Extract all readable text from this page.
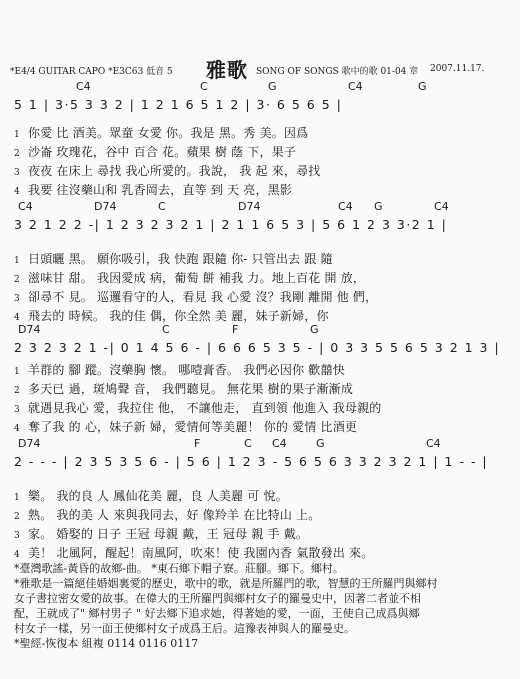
*E4/4 GUITAR CAPO *E3C63 低音 5 雅歌 SONG OF SONGS 歌中的歌 01-04 章 2007.11.17.
C4	C	G	C4	G
5 1 | 3·5 3 3 2 | 1 2 1 6 5 1 2 | 3· 6 5 6 5 |
1 你愛 比 酒美。眾童 女愛 你。我是 黑。秀 美。因爲
2 沙崙 玫瑰花，谷中 百合 花。蘋果 樹 蔭 下，果子
3 夜夜 在床上 尋找 我心所愛的。我說， 我 起 來，尋找
4 我要 往沒藥山和 乳香岡去，直等 到 天 亮，黑影
C4	D74	C	D74	C4 G	C4
3 2 1 2 2 -| 1 2 3 2 3 2 1 | 2 1 1 6 5 3 | 5 6 1 2 3 3·2 1 |
1 日頭曬 黑。 願你吸引，我 快跑 跟隨 你- 只管出去 跟 隨
2 滋味甘 甜。 我因愛成 病，葡萄 餅 補我 力。地上百花 開 放，
3 卻尋不 見。 巡邏看守的人，看見 我 心愛 沒？我剛 離開 他 們，
4 飛去的 時候。 我的佳 偶，你全然 美 麗，妹子新婦，你
D74	C	F	G
2 3 2 3 2 1 -| 0 1 4 5 6 - | 6 6 6 5 3 5 - | 0 3 3 5 5 6 5 3 2 1 3 |
1 羊群的 腳 蹤。沒藥胸 懷。 哪噎膏香。 我們必因你 歡囍快
2 多天已 過，斑鳩聲 音， 我們聽見。 無花果 樹的果子漸漸成
3 就遇見我心 愛，我拉住 他， 不讓他走， 直到領 他進入 我母親的
4 奪了我 的 心，妹子新 婦，愛情何等美麗！ 你的 愛情 比酒更
D74	F	C C4	G	C4
2 - - - | 2 3 5 3 5 6 - | 5 6 | 1 2 3 - 5 6 5 6 3 3 2 3 2 1 | 1 - - |
1 樂。 我的良 人 鳳仙花美 麗，良 人美麗 可 悅。
2 熟。 我的美 人 來與我同去，好 像羚羊 在比特山 上。
3 家。 婚娶的 日子 王冠 母親 戴，王 冠母 親 手 戴。
4 美！ 北風阿，醒起！南風阿，吹來！使 我園內香 氣散發出 來。
*臺灣歌謠-黃昏的故鄉-曲。 *東石鄉下帽子寮。莊腳。鄉下。鄉村。
*雅歌是一篇絕佳婚姻裏愛的歷史，歌中的歌，就是所羅門的歌，智慧的王所羅門與鄉村
女子書拉密女愛的故事。在偉大的王所羅門與鄉村女子的羅曼史中，因著二者並不相
配，王就成了" 鄉村男子 " 好去鄉下追求她，得著她的愛，一面，王使自己成爲與鄉
村女子一樣，另一面王使鄉村女子成爲王后。這豫表神與人的羅曼史。
*聖經-恢復本 組複 0114 0116 0117
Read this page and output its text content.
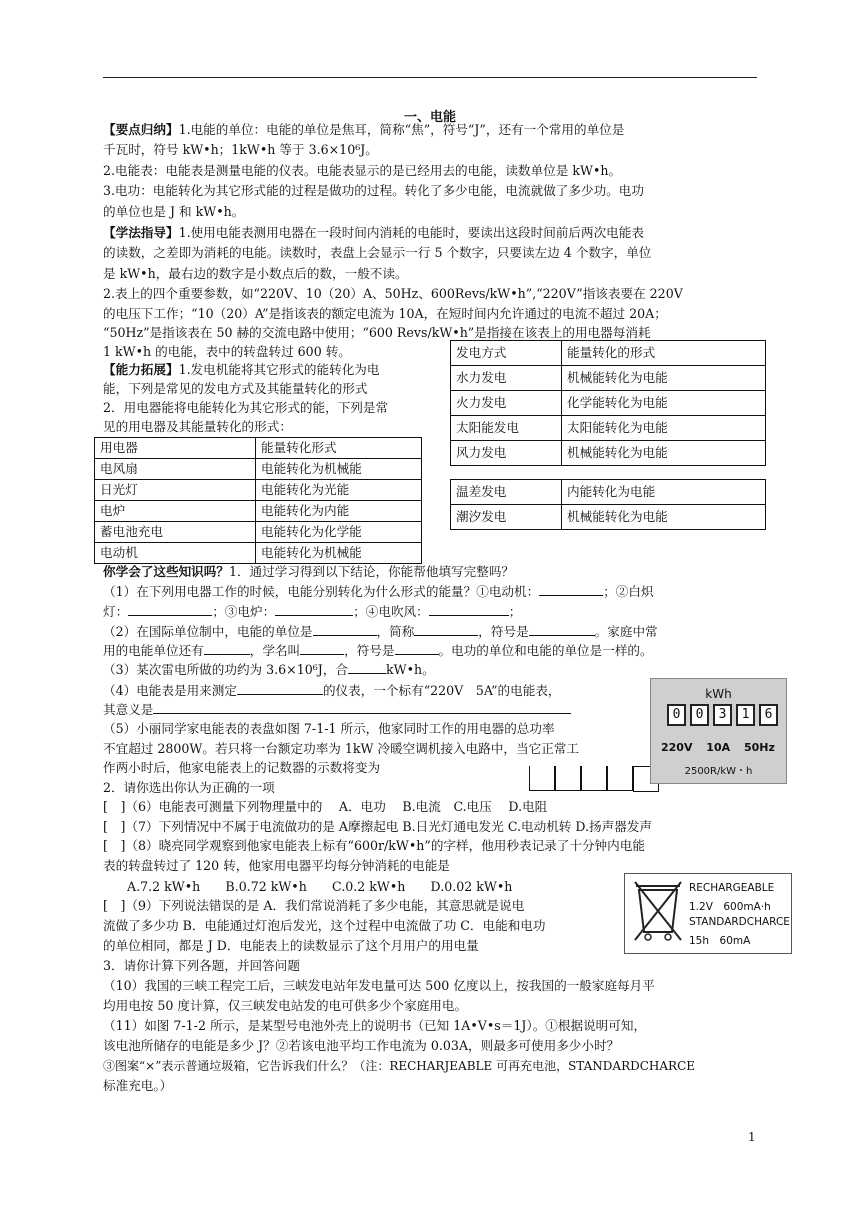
一、电能
【要点归纳】1.电能的单位：电能的单位是焦耳，简称“焦”，符号“J”，还有一个常用的单位是
千瓦时，符号 kW•h；1kW•h 等于 3.6×10⁶J。
2.电能表：电能表是测量电能的仪表。电能表显示的是已经用去的电能，读数单位是 kW•h。
3.电功：电能转化为其它形式能的过程是做功的过程。转化了多少电能，电流就做了多少功。电功
的单位也是 J 和 kW•h。
【学法指导】1.使用电能表测用电器在一段时间内消耗的电能时，要读出这段时间前后两次电能表
的读数，之差即为消耗的电能。读数时，表盘上会显示一行 5 个数字，只要读左边 4 个数字，单位
是 kW•h，最右边的数字是小数点后的数，一般不读。
2.表上的四个重要参数，如“220V、10（20）A、50Hz、600Revs/kW•h”,“220V”指该表要在 220V
的电压下工作；“10（20）A”是指该表的额定电流为 10A，在短时间内允许通过的电流不超过 20A；
“50Hz”是指该表在 50 赫的交流电路中使用；“600 Revs/kW•h”是指接在该表上的用电器每消耗
1 kW•h 的电能，表中的转盘转过 600 转。
【能力拓展】1.发电机能将其它形式的能转化为电
能，下列是常见的发电方式及其能量转化的形式
2．用电器能将电能转化为其它形式的能，下列是常
见的用电器及其能量转化的形式：
用电器	能量转化形式
电风扇	电能转化为机械能
日光灯	电能转化为光能
电炉	电能转化为内能
蓄电池充电	电能转化为化学能
电动机	电能转化为机械能
发电方式	能量转化的形式
水力发电	机械能转化为电能
火力发电	化学能转化为电能
太阳能发电	太阳能转化为电能
风力发电	机械能转化为电能
温差发电	内能转化为电能
潮汐发电	机械能转化为电能
你学会了这些知识吗？1．通过学习得到以下结论，你能帮他填写完整吗？
（1）在下列用电器工作的时候，电能分别转化为什么形式的能量？①电动机：	；②白炽
灯：	；③电炉：	；④电吹风：	；
（2）在国际单位制中，电能的单位是	，简称	，符号是	。家庭中常
用的电能单位还有	，学名叫	，符号是	。电功的单位和电能的单位是一样的。
（3）某次雷电所做的功约为 3.6×10⁶J，合	kW•h。
（4）电能表是用来测定	的仪表，一个标有“220V　5A”的电能表，
其意义是
（5）小丽同学家电能表的表盘如图 7-1-1 所示，他家同时工作的用电器的总功率
不宜超过 2800W。若只将一台额定功率为 1kW 冷暖空调机接入电路中，当它正常工
作两小时后，他家电能表上的记数器的示数将变为
kWh
0	0	3	1	6
220V 10A 50Hz
2500R/kW・h
2．请你选出你认为正确的一项
[　]（6）电能表可测量下列物理量中的　 A．电功　 B.电流　C.电压　 D.电阻
[　]（7）下列情况中不属于电流做功的是 A摩擦起电 B.日光灯通电发光 C.电动机转 D.扬声器发声
[　]（8）晓亮同学观察到他家电能表上标有“600r/kW•h”的字样，他用秒表记录了十分钟内电能
表的转盘转过了 120 转，他家用电器平均每分钟消耗的电能是
A.7.2 kW•h　　B.0.72 kW•h　　C.0.2 kW•h　　D.0.02 kW•h
[　]（9）下列说法错误的是 A．我们常说消耗了多少电能，其意思就是说电
流做了多少功 B．电能通过灯泡后发光，这个过程中电流做了功 C．电能和电功
的单位相同，都是 J D．电能表上的读数显示了这个月用户的用电量
RECHARGEABLE
1.2V　600mA·h
STANDARDCHARCE
15h　60mA
3．请你计算下列各题，并回答问题
（10）我国的三峡工程完工后，三峡发电站年发电量可达 500 亿度以上，按我国的一般家庭每月平
均用电按 50 度计算，仅三峡发电站发的电可供多少个家庭用电。
（11）如图 7-1-2 所示，是某型号电池外壳上的说明书（已知 1A•V•s＝1J）。①根据说明可知，
该电池所储存的电能是多少 J？②若该电池平均工作电流为 0.03A，则最多可使用多少小时？
③图案“×”表示普通垃圾箱，它告诉我们什么？（注：RECHARJEABLE 可再充电池，STANDARDCHARCE
标准充电。）
1
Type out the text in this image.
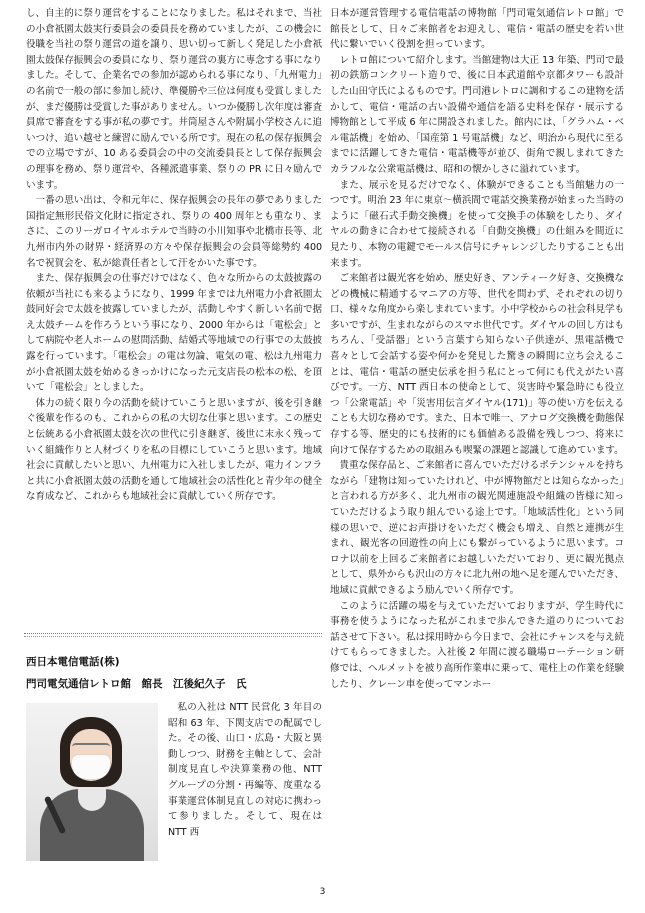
し、自主的に祭り運営をすることになりました。私はそれまで、当社の小倉祇園太鼓実行委員会の委員長を務めていましたが、この機会に役職を当社の祭り運営の道を譲り、思い切って新しく発足した小倉祇園太鼓保存振興会の委員になり、祭り運営の裏方に専念する事になりました。そして、企業名での参加が認められる事になり、「九州電力」の名前で一般の部に参加し続け、準優勝や三位は何度も受賞しましたが、まだ優勝は受賞した事がありません。いつか優勝し次年度は審査員席で審査をする事が私の夢です。井筒屋さんや附属小学校さんに追いつけ、追い越せと練習に励んでいる所です。現在の私の保存振興会での立場ですが、10 ある委員会の中の交流委員長として保存振興会の理事を務め、祭り運営や、各種派遣事業、祭りの PR に日々励んでいます。

一番の思い出は、令和元年に、保存振興会の長年の夢でありました国指定無形民俗文化財に指定され、祭りの 400 周年とも重なり、まさに、このリーガロイヤルホテルで当時の小川知事や北橋市長等、北九州市内外の財界・経済界の方々や保存振興会の会員等総勢約 400 名で祝賀会を、私が総責任者として汗をかいた事です。

また、保存振興会の仕事だけではなく、色々な所からの太鼓披露の依頼が当社にも来るようになり、1999 年までは九州電力小倉祇園太鼓同好会で太鼓を披露していましたが、活動しやすく新しい名前で据え太鼓チームを作ろうという事になり、2000 年からは「電松会」として病院や老人ホームの慰問活動、結婚式等地域での行事での太鼓披露を行っています。「電松会」の電は勿論、電気の電、松は九州電力が小倉祇園太鼓を始めるきっかけになった元支店長の松本の松、を頂いて「電松会」としました。

体力の続く限り今の活動を続けていこうと思いますが、後を引き継ぐ後輩を作るのも、これからの私の大切な仕事と思います。この歴史と伝統ある小倉祇園太鼓を次の世代に引き継ぎ、後世に末永く残っていく組織作りと人材づくりを私の目標にしていこうと思います。地域社会に貢献したいと思い、九州電力に入社しましたが、電力インフラと共に小倉祇園太鼓の活動を通して地域社会の活性化と青少年の健全な育成など、これからも地域社会に貢献していく所存です。

西日本電信電話(株)
門司電気通信レトロ館　館長　江後紀久子　氏

私の入社は NTT 民営化 3 年目の昭和 63 年、下関支店での配属でした。その後、山口・広島・大阪と異動しつつ、財務を主軸として、会計制度見直しや決算業務の他、NTT グループの分割・再編等、度重なる事業運営体制見直しの対応に携わって参りました。そして、現在は NTT 西

日本が運営管理する電信電話の博物館「門司電気通信レトロ館」で館長として、日々ご来館者をお迎えし、電信・電話の歴史を若い世代に繋いでいく役割を担っています。

レトロ館について紹介します。当館建物は大正 13 年築、門司で最初の鉄筋コンクリート造りで、後に日本武道館や京都タワーも設計した山田守氏によるものです。門司港レトロに調和するこの建物を活かして、電信・電話の古い設備や通信を語る史料を保存・展示する博物館として平成 6 年に開設されました。館内には、「グラハム・ベル電話機」を始め、「国産第 1 号電話機」など、明治から現代に至るまでに活躍してきた電信・電話機等が並び、街角で親しまれてきたカラフルな公衆電話機は、昭和の懐かしさに溢れています。

また、展示を見るだけでなく、体験ができることも当館魅力の一つです。明治 23 年に東京～横浜間で電話交換業務が始まった当時のように「磁石式手動交換機」を使って交換手の体験をしたり、ダイヤルの動きに合わせて接続される「自動交換機」の仕組みを間近に見たり、本物の電鍵でモールス信号にチャレンジしたりすることも出来ます。

ご来館者は観光客を始め、歴史好き、アンティーク好き、交換機などの機械に精通するマニアの方等、世代を問わず、それぞれの切り口、様々な角度から楽しまれています。小中学校からの社会科見学も多いですが、生まれながらのスマホ世代です。ダイヤルの回し方はもちろん、「受話器」という言葉すら知らない子供達が、黒電話機で喜々として会話する姿や何かを発見した驚きの瞬間に立ち会えることは、電信・電話の歴史伝承を担う私にとって何にも代えがたい喜びです。一方、NTT 西日本の使命として、災害時や緊急時にも役立つ「公衆電話」や「災害用伝言ダイヤル(171)」等の使い方を伝えることも大切な務めです。また、日本で唯一、アナログ交換機を動態保存する等、歴史的にも技術的にも価値ある設備を残しつつ、将来に向けて保存するための取組みも喫緊の課題と認識して進めています。

貴重な保存品と、ご来館者に喜んでいただけるポテンシャルを持ちながら「建物は知っていたけれど、中が博物館だとは知らなかった」と言われる方が多く、北九州市の観光関連施設や組織の皆様に知っていただけるよう取り組んでいる途上です。「地域活性化」という同様の思いで、逆にお声掛けをいただく機会も増え、自然と連携が生まれ、観光客の回遊性の向上にも繋がっているように思います。コロナ以前を上回るご来館者にお越しいただいており、更に観光拠点として、県外からも沢山の方々に北九州の地へ足を運んでいただき、地域に貢献できるよう励んでいく所存です。

このように活躍の場を与えていただいておりますが、学生時代に事務を使うようになった私がこれまで歩んできた道のりについてお話させて下さい。私は採用時から今日まで、会社にチャンスを与え続けてもらってきました。入社後 2 年間に渡る職場ローテーション研修では、ヘルメットを被り高所作業車に乗って、電柱上の作業を経験したり、クレーン車を使ってマンホー

3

◆ Exercise goal ◆
Pick out all the lines with the word "text" in them and copy them.

◆ Answer to this task ◆
Extract all readable text from this page.
Read this page and output its text content.
Type out the text in this image.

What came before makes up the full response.